_GOAL_: Present every line in which the string "region" appears.

_DATA PROVIDED_:

start

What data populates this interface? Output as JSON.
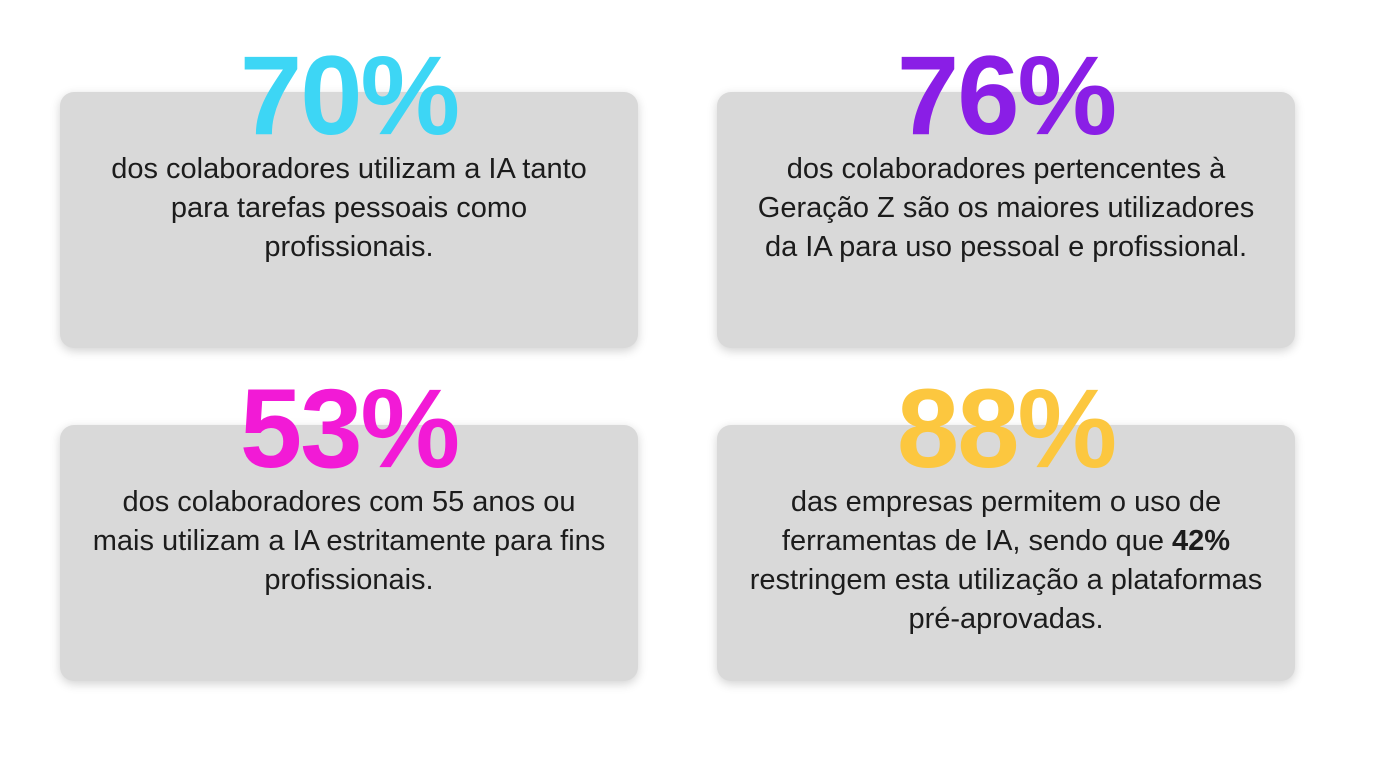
{
  "stats": [
    {
      "value": "70%",
      "color": "#3dd6f5",
      "description": "dos colaboradores utilizam a IA tanto para tarefas pessoais como profissionais."
    },
    {
      "value": "76%",
      "color": "#8a1ee6",
      "description": "dos colaboradores pertencentes à Geração Z são os maiores utilizadores da IA para uso pessoal e profissional."
    },
    {
      "value": "53%",
      "color": "#f21ad6",
      "description": "dos colaboradores com 55 anos ou mais utilizam a IA estritamente para fins profissionais."
    },
    {
      "value": "88%",
      "color": "#fcc73f",
      "description_before": "das empresas permitem o uso de ferramentas de IA, sendo que",
      "description_highlight": "42%",
      "description_after": "restringem esta utilização a plataformas pré-aprovadas."
    }
  ]
}
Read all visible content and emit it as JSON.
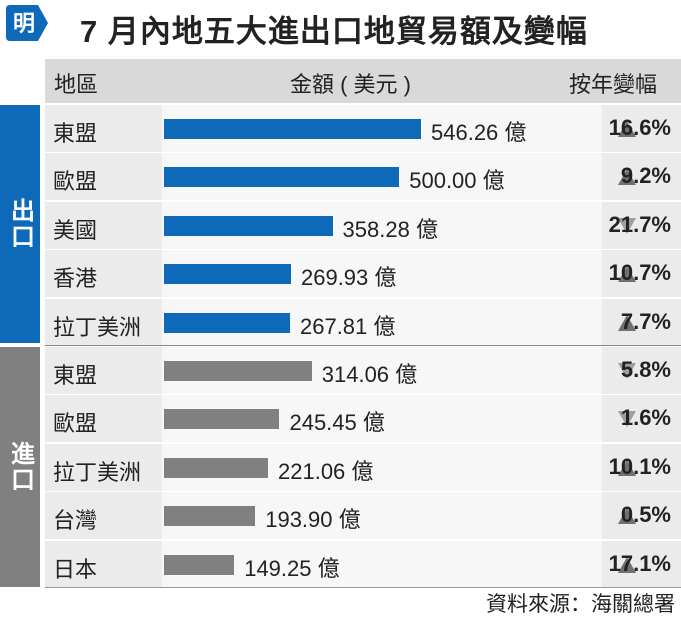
{
  "header": {
    "logo_text": "明",
    "title": "7 月內地五大進出口地貿易額及變幅"
  },
  "columns": {
    "region": "地區",
    "amount": "金額 ( 美元 )",
    "change": "按年變幅"
  },
  "groups": {
    "export": "出口",
    "import": "進口"
  },
  "colors": {
    "export_bar": "#0e6ab8",
    "import_bar": "#808080",
    "logo_bg": "#0e6ab8",
    "triangle": "#707070",
    "triangle_light": "#a0a0a0"
  },
  "source": "資料來源：海關總署",
  "chart_data": {
    "type": "bar",
    "orientation": "horizontal",
    "title": "7 月內地五大進出口地貿易額及變幅",
    "unit": "億",
    "groups": [
      {
        "name": "出口",
        "rows": [
          {
            "region": "東盟",
            "value": 546.26,
            "label": "546.26 億",
            "change": "16.6%",
            "direction": "up"
          },
          {
            "region": "歐盟",
            "value": 500.0,
            "label": "500.00 億",
            "change": "9.2%",
            "direction": "up"
          },
          {
            "region": "美國",
            "value": 358.28,
            "label": "358.28 億",
            "change": "21.7%",
            "direction": "down"
          },
          {
            "region": "香港",
            "value": 269.93,
            "label": "269.93 億",
            "change": "10.7%",
            "direction": "up"
          },
          {
            "region": "拉丁美洲",
            "value": 267.81,
            "label": "267.81 億",
            "change": "7.7%",
            "direction": "up"
          }
        ]
      },
      {
        "name": "進口",
        "rows": [
          {
            "region": "東盟",
            "value": 314.06,
            "label": "314.06 億",
            "change": "5.8%",
            "direction": "down"
          },
          {
            "region": "歐盟",
            "value": 245.45,
            "label": "245.45 億",
            "change": "1.6%",
            "direction": "down"
          },
          {
            "region": "拉丁美洲",
            "value": 221.06,
            "label": "221.06 億",
            "change": "10.1%",
            "direction": "up"
          },
          {
            "region": "台灣",
            "value": 193.9,
            "label": "193.90 億",
            "change": "0.5%",
            "direction": "up"
          },
          {
            "region": "日本",
            "value": 149.25,
            "label": "149.25 億",
            "change": "17.1%",
            "direction": "up"
          }
        ]
      }
    ]
  }
}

end

_EXERCISE RESULT_:
    "region": "地區",
            "region": "東盟",
            "region": "歐盟",
            "region": "美國",
            "region": "香港",
            "region": "拉丁美洲",
            "region": "東盟",
            "region": "歐盟",
            "region": "拉丁美洲",
            "region": "台灣",
            "region": "日本",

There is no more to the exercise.